**WHAT IS EXPECTED:** Below are entries; tally how many lines hold the string "title" and answer with only that figure.

**DATA PROVIDED:**
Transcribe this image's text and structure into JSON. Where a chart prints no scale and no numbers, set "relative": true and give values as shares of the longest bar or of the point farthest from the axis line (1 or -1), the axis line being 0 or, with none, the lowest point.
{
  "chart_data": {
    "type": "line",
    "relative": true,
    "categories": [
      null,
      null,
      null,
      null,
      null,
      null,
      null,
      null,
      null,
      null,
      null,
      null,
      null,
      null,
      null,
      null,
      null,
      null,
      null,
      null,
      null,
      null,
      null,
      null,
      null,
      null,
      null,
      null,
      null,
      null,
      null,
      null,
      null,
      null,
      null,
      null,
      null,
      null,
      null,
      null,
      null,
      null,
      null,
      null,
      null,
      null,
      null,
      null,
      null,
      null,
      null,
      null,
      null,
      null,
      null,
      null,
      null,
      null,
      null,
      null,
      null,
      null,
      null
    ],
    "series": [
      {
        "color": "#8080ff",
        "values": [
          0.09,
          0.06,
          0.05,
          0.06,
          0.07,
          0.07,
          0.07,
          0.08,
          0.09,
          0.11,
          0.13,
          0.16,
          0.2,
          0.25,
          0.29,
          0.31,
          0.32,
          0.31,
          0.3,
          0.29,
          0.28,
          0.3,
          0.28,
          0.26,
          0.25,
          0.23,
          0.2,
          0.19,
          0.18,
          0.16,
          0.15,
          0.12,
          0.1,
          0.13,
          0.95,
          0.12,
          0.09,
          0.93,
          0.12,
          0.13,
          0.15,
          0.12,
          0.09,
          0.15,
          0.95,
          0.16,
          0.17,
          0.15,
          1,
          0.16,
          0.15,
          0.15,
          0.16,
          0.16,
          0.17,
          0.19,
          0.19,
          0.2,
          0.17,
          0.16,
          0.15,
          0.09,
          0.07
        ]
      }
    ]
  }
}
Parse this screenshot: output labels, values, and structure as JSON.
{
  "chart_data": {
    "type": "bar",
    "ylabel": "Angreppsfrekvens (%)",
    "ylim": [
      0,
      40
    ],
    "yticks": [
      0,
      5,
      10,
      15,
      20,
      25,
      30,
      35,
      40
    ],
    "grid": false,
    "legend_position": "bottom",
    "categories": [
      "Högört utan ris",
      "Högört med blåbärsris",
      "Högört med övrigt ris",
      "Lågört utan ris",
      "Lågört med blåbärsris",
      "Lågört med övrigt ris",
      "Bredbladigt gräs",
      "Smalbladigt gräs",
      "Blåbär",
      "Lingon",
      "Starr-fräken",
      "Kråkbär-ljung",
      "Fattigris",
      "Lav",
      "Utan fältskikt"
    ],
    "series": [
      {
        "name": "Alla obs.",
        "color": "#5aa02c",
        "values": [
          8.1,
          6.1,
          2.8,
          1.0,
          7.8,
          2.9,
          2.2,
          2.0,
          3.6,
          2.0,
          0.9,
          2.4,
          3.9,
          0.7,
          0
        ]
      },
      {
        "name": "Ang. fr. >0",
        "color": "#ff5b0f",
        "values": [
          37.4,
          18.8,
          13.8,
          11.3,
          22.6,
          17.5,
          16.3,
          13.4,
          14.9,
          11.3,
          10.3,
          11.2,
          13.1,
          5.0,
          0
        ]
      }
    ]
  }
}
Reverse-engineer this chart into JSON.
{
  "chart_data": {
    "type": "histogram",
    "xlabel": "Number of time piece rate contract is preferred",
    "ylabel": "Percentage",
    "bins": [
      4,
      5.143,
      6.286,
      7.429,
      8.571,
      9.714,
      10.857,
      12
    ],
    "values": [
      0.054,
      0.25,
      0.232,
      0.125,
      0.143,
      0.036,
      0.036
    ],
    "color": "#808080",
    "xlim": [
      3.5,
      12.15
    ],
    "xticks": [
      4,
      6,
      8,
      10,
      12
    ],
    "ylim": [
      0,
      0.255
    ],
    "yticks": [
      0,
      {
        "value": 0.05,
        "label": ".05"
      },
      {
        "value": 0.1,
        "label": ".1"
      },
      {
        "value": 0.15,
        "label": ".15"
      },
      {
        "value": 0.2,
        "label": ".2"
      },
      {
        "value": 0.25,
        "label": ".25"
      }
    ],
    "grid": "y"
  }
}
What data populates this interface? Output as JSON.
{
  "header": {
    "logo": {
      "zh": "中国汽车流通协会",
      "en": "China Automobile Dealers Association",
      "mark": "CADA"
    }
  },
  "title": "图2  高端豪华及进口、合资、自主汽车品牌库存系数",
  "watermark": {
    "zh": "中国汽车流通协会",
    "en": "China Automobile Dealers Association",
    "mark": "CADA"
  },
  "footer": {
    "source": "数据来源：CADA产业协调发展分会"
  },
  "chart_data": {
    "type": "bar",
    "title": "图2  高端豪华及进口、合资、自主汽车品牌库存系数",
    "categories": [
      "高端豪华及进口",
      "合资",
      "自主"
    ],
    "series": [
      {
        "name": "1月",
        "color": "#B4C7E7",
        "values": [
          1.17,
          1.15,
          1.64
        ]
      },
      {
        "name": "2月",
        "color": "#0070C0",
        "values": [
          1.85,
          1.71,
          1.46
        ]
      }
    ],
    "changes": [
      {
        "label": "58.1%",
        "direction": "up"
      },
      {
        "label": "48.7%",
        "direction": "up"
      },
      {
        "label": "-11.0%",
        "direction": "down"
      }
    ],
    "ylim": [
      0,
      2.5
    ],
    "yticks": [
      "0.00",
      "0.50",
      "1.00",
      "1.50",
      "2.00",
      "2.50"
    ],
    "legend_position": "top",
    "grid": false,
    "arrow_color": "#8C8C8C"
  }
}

**RESPONSE TO THE EXERCISE:** 2